Direction
Locate each line with the string "account" in the listing below and copy it.

Records provided
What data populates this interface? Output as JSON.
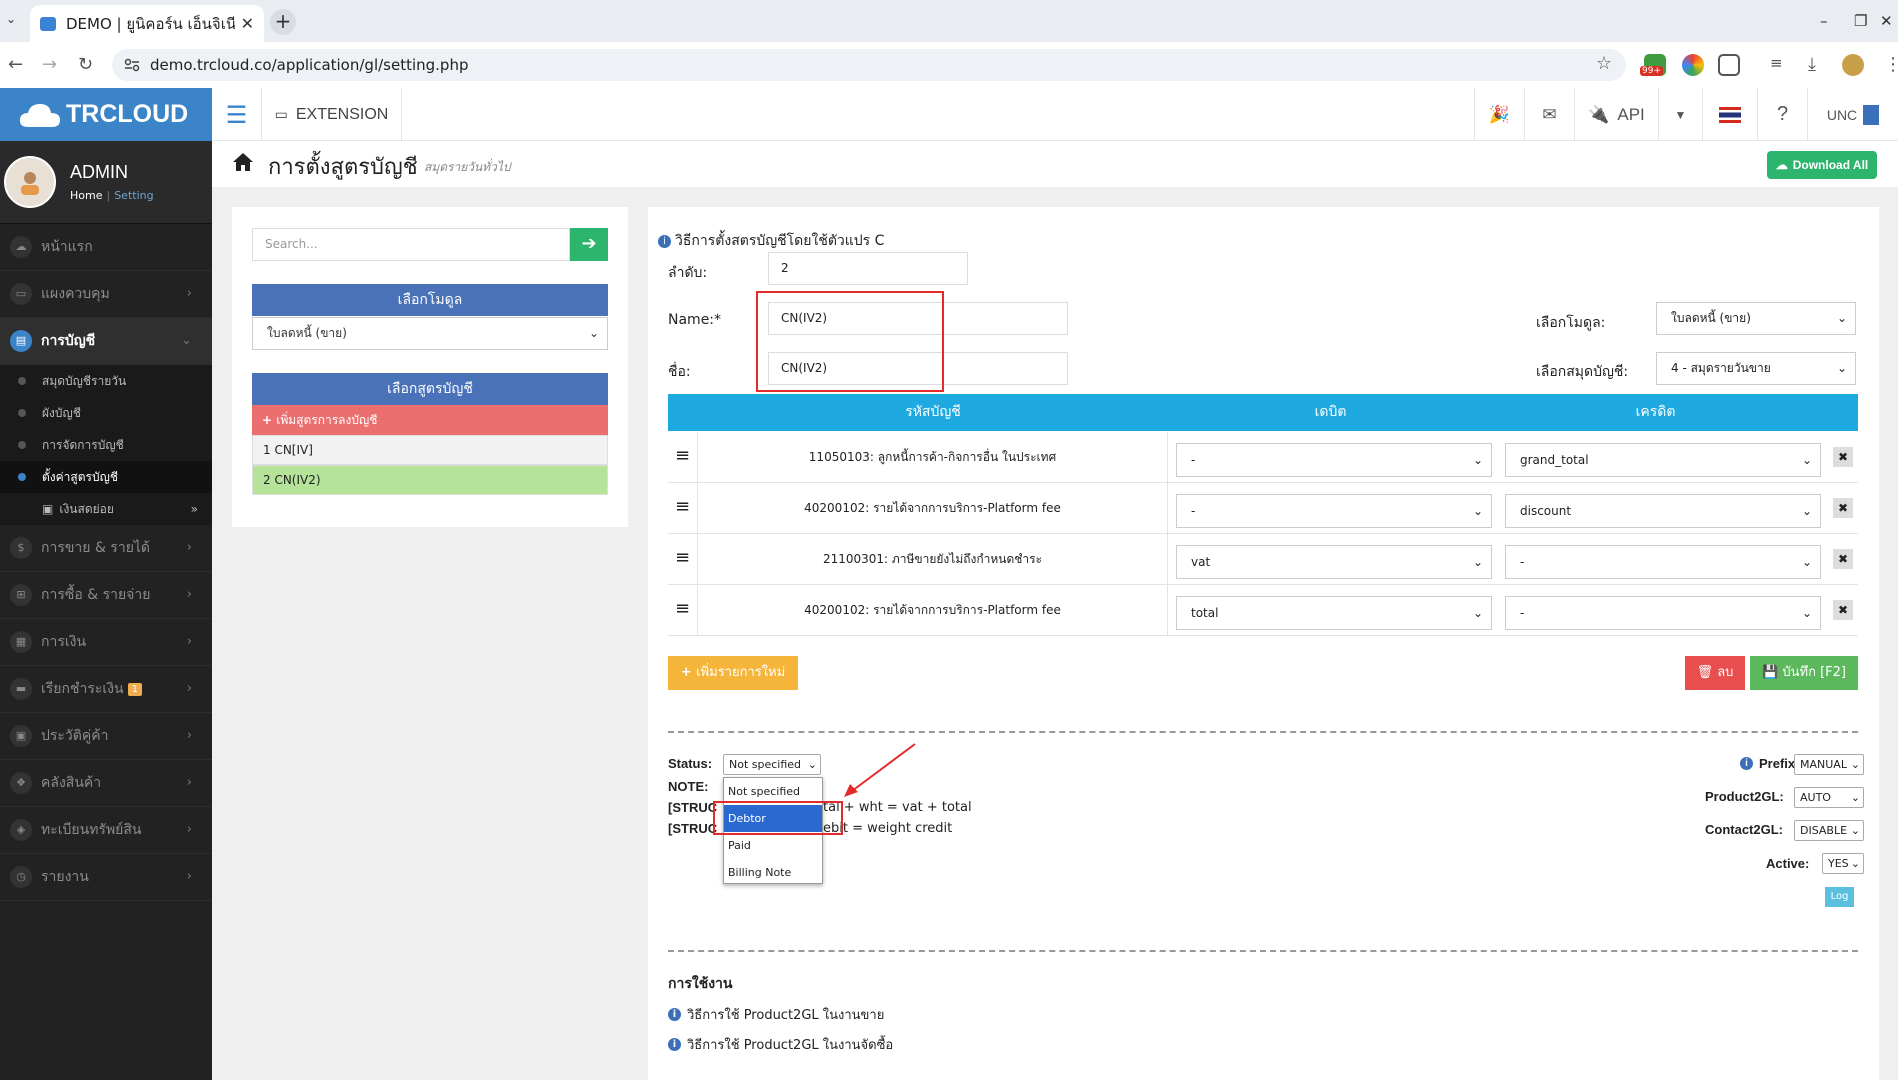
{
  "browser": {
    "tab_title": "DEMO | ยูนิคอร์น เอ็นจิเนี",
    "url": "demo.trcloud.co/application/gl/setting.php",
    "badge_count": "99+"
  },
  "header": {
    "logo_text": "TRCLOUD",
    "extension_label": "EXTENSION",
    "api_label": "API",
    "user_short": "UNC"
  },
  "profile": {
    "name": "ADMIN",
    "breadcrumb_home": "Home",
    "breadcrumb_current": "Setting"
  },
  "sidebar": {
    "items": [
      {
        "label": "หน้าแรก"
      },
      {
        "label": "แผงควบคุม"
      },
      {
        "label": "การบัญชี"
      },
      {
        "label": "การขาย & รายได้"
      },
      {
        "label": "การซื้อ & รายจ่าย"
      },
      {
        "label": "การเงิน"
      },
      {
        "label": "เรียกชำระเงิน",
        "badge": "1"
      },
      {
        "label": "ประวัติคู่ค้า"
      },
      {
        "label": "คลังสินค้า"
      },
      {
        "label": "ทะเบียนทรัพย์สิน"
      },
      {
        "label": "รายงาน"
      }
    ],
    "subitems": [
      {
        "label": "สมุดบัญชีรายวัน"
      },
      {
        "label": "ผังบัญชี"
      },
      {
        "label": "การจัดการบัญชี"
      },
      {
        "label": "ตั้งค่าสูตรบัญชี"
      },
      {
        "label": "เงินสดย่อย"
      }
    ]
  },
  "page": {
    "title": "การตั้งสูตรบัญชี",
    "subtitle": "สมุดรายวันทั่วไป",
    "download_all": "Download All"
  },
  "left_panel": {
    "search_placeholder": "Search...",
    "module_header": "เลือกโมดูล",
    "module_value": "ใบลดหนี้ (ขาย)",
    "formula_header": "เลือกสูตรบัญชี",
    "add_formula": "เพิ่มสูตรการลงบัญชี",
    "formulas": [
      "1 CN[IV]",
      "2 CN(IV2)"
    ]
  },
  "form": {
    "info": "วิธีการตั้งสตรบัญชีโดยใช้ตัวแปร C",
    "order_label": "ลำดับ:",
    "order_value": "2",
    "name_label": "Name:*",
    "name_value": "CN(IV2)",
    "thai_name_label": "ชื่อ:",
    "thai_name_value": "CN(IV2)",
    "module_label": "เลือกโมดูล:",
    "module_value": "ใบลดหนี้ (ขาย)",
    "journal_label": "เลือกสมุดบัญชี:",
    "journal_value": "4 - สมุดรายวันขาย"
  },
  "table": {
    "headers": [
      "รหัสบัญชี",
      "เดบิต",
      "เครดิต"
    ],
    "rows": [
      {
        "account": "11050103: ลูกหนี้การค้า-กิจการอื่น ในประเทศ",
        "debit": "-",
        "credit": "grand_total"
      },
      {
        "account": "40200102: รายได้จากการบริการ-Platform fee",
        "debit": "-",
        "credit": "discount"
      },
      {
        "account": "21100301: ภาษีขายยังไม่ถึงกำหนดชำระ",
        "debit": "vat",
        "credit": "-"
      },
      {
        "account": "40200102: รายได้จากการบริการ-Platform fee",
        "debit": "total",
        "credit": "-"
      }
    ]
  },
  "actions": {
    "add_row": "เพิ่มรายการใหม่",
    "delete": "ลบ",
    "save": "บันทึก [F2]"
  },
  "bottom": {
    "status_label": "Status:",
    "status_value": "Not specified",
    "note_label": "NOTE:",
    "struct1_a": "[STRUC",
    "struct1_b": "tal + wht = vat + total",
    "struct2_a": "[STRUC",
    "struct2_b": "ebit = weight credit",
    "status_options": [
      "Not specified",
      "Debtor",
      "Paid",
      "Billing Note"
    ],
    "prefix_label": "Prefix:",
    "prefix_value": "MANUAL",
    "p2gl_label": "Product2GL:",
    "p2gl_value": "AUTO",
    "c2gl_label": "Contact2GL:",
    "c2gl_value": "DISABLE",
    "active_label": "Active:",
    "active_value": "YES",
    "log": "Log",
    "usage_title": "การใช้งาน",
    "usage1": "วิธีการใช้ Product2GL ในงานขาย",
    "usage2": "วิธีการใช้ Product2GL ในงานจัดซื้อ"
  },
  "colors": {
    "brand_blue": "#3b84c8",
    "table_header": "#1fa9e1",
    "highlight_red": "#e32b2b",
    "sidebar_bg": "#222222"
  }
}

Result for this task
        "account": "11050103: ลูกหนี้การค้า-กิจการอื่น ในประเทศ",
        "account": "40200102: รายได้จากการบริการ-Platform fee",
        "account": "21100301: ภาษีขายยังไม่ถึงกำหนดชำระ",
        "account": "40200102: รายได้จากการบริการ-Platform fee",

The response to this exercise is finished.